Reproduce all of the material exactly as shown.

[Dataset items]
⁂
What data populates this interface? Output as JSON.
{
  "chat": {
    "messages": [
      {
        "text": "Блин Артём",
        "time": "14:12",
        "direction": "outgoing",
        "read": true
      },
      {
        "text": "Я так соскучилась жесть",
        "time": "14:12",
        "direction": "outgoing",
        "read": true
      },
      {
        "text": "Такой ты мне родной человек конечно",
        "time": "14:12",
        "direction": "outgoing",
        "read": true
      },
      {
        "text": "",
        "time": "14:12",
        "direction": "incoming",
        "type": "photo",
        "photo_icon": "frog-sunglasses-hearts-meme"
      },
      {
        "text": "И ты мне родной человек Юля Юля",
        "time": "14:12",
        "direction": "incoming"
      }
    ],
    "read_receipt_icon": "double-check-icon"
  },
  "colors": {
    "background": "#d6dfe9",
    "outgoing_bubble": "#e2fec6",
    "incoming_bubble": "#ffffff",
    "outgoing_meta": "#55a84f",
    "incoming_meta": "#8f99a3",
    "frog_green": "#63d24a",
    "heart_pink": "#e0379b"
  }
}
⁂
- **THE RESPONSE**:
What data populates this interface? Output as JSON.
{
  "chat": {
    "messages": [
      {
        "text": "Блин Артём",
        "time": "14:12",
        "direction": "outgoing",
        "read": true
      },
      {
        "text": "Я так соскучилась жесть",
        "time": "14:12",
        "direction": "outgoing",
        "read": true
      },
      {
        "text": "Такой ты мне родной человек конечно",
        "time": "14:12",
        "direction": "outgoing",
        "read": true
      },
      {
        "text": "",
        "time": "14:12",
        "direction": "incoming",
        "type": "photo",
        "photo_icon": "frog-sunglasses-hearts-meme"
      },
      {
        "text": "И ты мне родной человек Юля Юля",
        "time": "14:12",
        "direction": "incoming"
      }
    ],
    "read_receipt_icon": "double-check-icon"
  },
  "colors": {
    "background": "#d6dfe9",
    "outgoing_bubble": "#e2fec6",
    "incoming_bubble": "#ffffff",
    "outgoing_meta": "#55a84f",
    "incoming_meta": "#8f99a3",
    "frog_green": "#63d24a",
    "heart_pink": "#e0379b"
  }
}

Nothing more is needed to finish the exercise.